[Figure contents as structured data]
◆ ◆ ◆

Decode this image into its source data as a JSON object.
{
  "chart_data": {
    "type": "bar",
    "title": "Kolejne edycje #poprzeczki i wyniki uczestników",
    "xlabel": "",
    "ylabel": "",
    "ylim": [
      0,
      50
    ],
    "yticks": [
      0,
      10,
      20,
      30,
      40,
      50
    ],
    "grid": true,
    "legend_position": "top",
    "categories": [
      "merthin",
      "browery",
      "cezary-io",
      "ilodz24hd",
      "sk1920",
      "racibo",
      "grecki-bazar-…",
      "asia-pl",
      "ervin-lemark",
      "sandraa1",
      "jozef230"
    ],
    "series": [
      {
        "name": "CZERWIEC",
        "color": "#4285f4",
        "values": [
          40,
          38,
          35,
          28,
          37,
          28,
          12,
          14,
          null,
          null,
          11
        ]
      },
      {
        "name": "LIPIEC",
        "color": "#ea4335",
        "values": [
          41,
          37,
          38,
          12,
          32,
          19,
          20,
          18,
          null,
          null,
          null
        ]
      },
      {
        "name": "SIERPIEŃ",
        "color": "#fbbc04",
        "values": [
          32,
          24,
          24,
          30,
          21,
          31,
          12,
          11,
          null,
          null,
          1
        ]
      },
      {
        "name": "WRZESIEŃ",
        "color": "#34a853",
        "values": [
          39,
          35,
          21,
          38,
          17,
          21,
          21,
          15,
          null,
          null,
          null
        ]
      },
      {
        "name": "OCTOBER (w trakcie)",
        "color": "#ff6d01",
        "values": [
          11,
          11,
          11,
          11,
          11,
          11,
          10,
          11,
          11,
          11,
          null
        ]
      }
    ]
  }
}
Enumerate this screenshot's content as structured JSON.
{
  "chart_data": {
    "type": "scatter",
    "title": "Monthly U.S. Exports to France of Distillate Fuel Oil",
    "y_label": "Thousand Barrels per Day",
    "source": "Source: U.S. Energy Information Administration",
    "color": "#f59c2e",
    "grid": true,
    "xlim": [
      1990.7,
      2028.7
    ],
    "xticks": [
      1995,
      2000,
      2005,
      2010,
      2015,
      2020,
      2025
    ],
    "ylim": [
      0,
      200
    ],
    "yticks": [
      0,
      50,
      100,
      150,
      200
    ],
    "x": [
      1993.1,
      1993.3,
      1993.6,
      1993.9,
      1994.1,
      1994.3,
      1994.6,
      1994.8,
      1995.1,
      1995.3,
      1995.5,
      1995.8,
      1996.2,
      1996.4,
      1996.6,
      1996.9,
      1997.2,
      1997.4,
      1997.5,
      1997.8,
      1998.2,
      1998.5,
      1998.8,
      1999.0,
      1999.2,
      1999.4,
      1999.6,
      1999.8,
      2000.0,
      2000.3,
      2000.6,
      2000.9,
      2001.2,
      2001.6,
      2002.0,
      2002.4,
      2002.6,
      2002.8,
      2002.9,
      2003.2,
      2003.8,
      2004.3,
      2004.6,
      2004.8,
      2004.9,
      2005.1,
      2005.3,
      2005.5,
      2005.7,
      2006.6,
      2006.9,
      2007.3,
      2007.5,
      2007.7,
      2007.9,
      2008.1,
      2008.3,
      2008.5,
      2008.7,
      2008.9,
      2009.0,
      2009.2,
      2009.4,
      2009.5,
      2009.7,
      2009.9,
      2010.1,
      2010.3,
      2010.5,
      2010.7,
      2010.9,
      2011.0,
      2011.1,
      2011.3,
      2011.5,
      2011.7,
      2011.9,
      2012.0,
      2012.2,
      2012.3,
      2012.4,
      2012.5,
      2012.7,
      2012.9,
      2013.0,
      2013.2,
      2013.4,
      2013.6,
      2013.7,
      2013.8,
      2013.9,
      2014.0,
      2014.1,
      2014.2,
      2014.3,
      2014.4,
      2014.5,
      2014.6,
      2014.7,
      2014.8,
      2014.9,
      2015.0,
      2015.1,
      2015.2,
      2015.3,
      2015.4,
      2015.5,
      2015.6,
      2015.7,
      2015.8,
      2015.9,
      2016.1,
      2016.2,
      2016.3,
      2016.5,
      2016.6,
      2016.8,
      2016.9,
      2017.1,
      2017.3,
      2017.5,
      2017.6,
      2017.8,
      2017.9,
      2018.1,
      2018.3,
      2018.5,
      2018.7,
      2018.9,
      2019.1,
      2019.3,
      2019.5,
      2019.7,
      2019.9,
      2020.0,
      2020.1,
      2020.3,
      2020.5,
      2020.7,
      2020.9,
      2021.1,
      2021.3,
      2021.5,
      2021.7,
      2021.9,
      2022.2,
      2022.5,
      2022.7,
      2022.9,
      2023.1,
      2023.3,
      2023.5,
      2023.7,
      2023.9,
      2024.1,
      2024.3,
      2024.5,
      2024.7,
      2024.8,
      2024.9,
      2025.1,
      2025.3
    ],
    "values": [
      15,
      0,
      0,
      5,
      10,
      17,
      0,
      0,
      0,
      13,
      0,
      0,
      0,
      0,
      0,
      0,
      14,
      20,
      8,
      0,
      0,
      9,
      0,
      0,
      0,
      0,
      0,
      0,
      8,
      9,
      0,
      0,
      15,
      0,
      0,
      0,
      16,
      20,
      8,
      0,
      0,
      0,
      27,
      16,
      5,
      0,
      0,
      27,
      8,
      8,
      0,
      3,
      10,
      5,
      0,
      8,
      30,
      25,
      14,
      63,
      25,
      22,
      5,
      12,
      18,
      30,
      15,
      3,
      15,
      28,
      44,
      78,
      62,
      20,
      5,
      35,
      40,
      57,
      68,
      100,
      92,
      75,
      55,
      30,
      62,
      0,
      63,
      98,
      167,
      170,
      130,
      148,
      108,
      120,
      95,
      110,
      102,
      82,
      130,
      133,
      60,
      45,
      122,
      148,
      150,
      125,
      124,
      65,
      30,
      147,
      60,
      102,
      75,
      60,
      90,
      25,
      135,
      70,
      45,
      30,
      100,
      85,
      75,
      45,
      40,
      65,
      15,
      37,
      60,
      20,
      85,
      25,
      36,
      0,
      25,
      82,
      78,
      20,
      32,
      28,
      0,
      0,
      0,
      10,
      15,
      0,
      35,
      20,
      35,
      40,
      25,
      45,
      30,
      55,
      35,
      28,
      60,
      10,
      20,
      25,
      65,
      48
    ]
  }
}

◆ ◆ ◆

▸ Given instruction: Your task is to extract all of the records exactly.

▸ Expected answer:
Decode this image into its source data as a JSON object.
{
  "chart_data": {
    "type": "bar",
    "title": "Kolejne edycje #poprzeczki i wyniki uczestników",
    "xlabel": "",
    "ylabel": "",
    "ylim": [
      0,
      50
    ],
    "yticks": [
      0,
      10,
      20,
      30,
      40,
      50
    ],
    "grid": true,
    "legend_position": "top",
    "categories": [
      "merthin",
      "browery",
      "cezary-io",
      "ilodz24hd",
      "sk1920",
      "racibo",
      "grecki-bazar-…",
      "asia-pl",
      "ervin-lemark",
      "sandraa1",
      "jozef230"
    ],
    "series": [
      {
        "name": "CZERWIEC",
        "color": "#4285f4",
        "values": [
          40,
          38,
          35,
          28,
          37,
          28,
          12,
          14,
          null,
          null,
          11
        ]
      },
      {
        "name": "LIPIEC",
        "color": "#ea4335",
        "values": [
          41,
          37,
          38,
          12,
          32,
          19,
          20,
          18,
          null,
          null,
          null
        ]
      },
      {
        "name": "SIERPIEŃ",
        "color": "#fbbc04",
        "values": [
          32,
          24,
          24,
          30,
          21,
          31,
          12,
          11,
          null,
          null,
          1
        ]
      },
      {
        "name": "WRZESIEŃ",
        "color": "#34a853",
        "values": [
          39,
          35,
          21,
          38,
          17,
          21,
          21,
          15,
          null,
          null,
          null
        ]
      },
      {
        "name": "OCTOBER (w trakcie)",
        "color": "#ff6d01",
        "values": [
          11,
          11,
          11,
          11,
          11,
          11,
          10,
          11,
          11,
          11,
          null
        ]
      }
    ]
  }
}
Enumerate this screenshot's content as structured JSON.
{
  "chart_data": {
    "type": "scatter",
    "title": "Monthly U.S. Exports to France of Distillate Fuel Oil",
    "y_label": "Thousand Barrels per Day",
    "source": "Source: U.S. Energy Information Administration",
    "color": "#f59c2e",
    "grid": true,
    "xlim": [
      1990.7,
      2028.7
    ],
    "xticks": [
      1995,
      2000,
      2005,
      2010,
      2015,
      2020,
      2025
    ],
    "ylim": [
      0,
      200
    ],
    "yticks": [
      0,
      50,
      100,
      150,
      200
    ],
    "x": [
      1993.1,
      1993.3,
      1993.6,
      1993.9,
      1994.1,
      1994.3,
      1994.6,
      1994.8,
      1995.1,
      1995.3,
      1995.5,
      1995.8,
      1996.2,
      1996.4,
      1996.6,
      1996.9,
      1997.2,
      1997.4,
      1997.5,
      1997.8,
      1998.2,
      1998.5,
      1998.8,
      1999.0,
      1999.2,
      1999.4,
      1999.6,
      1999.8,
      2000.0,
      2000.3,
      2000.6,
      2000.9,
      2001.2,
      2001.6,
      2002.0,
      2002.4,
      2002.6,
      2002.8,
      2002.9,
      2003.2,
      2003.8,
      2004.3,
      2004.6,
      2004.8,
      2004.9,
      2005.1,
      2005.3,
      2005.5,
      2005.7,
      2006.6,
      2006.9,
      2007.3,
      2007.5,
      2007.7,
      2007.9,
      2008.1,
      2008.3,
      2008.5,
      2008.7,
      2008.9,
      2009.0,
      2009.2,
      2009.4,
      2009.5,
      2009.7,
      2009.9,
      2010.1,
      2010.3,
      2010.5,
      2010.7,
      2010.9,
      2011.0,
      2011.1,
      2011.3,
      2011.5,
      2011.7,
      2011.9,
      2012.0,
      2012.2,
      2012.3,
      2012.4,
      2012.5,
      2012.7,
      2012.9,
      2013.0,
      2013.2,
      2013.4,
      2013.6,
      2013.7,
      2013.8,
      2013.9,
      2014.0,
      2014.1,
      2014.2,
      2014.3,
      2014.4,
      2014.5,
      2014.6,
      2014.7,
      2014.8,
      2014.9,
      2015.0,
      2015.1,
      2015.2,
      2015.3,
      2015.4,
      2015.5,
      2015.6,
      2015.7,
      2015.8,
      2015.9,
      2016.1,
      2016.2,
      2016.3,
      2016.5,
      2016.6,
      2016.8,
      2016.9,
      2017.1,
      2017.3,
      2017.5,
      2017.6,
      2017.8,
      2017.9,
      2018.1,
      2018.3,
      2018.5,
      2018.7,
      2018.9,
      2019.1,
      2019.3,
      2019.5,
      2019.7,
      2019.9,
      2020.0,
      2020.1,
      2020.3,
      2020.5,
      2020.7,
      2020.9,
      2021.1,
      2021.3,
      2021.5,
      2021.7,
      2021.9,
      2022.2,
      2022.5,
      2022.7,
      2022.9,
      2023.1,
      2023.3,
      2023.5,
      2023.7,
      2023.9,
      2024.1,
      2024.3,
      2024.5,
      2024.7,
      2024.8,
      2024.9,
      2025.1,
      2025.3
    ],
    "values": [
      15,
      0,
      0,
      5,
      10,
      17,
      0,
      0,
      0,
      13,
      0,
      0,
      0,
      0,
      0,
      0,
      14,
      20,
      8,
      0,
      0,
      9,
      0,
      0,
      0,
      0,
      0,
      0,
      8,
      9,
      0,
      0,
      15,
      0,
      0,
      0,
      16,
      20,
      8,
      0,
      0,
      0,
      27,
      16,
      5,
      0,
      0,
      27,
      8,
      8,
      0,
      3,
      10,
      5,
      0,
      8,
      30,
      25,
      14,
      63,
      25,
      22,
      5,
      12,
      18,
      30,
      15,
      3,
      15,
      28,
      44,
      78,
      62,
      20,
      5,
      35,
      40,
      57,
      68,
      100,
      92,
      75,
      55,
      30,
      62,
      0,
      63,
      98,
      167,
      170,
      130,
      148,
      108,
      120,
      95,
      110,
      102,
      82,
      130,
      133,
      60,
      45,
      122,
      148,
      150,
      125,
      124,
      65,
      30,
      147,
      60,
      102,
      75,
      60,
      90,
      25,
      135,
      70,
      45,
      30,
      100,
      85,
      75,
      45,
      40,
      65,
      15,
      37,
      60,
      20,
      85,
      25,
      36,
      0,
      25,
      82,
      78,
      20,
      32,
      28,
      0,
      0,
      0,
      10,
      15,
      0,
      35,
      20,
      35,
      40,
      25,
      45,
      30,
      55,
      35,
      28,
      60,
      10,
      20,
      25,
      65,
      48
    ]
  }
}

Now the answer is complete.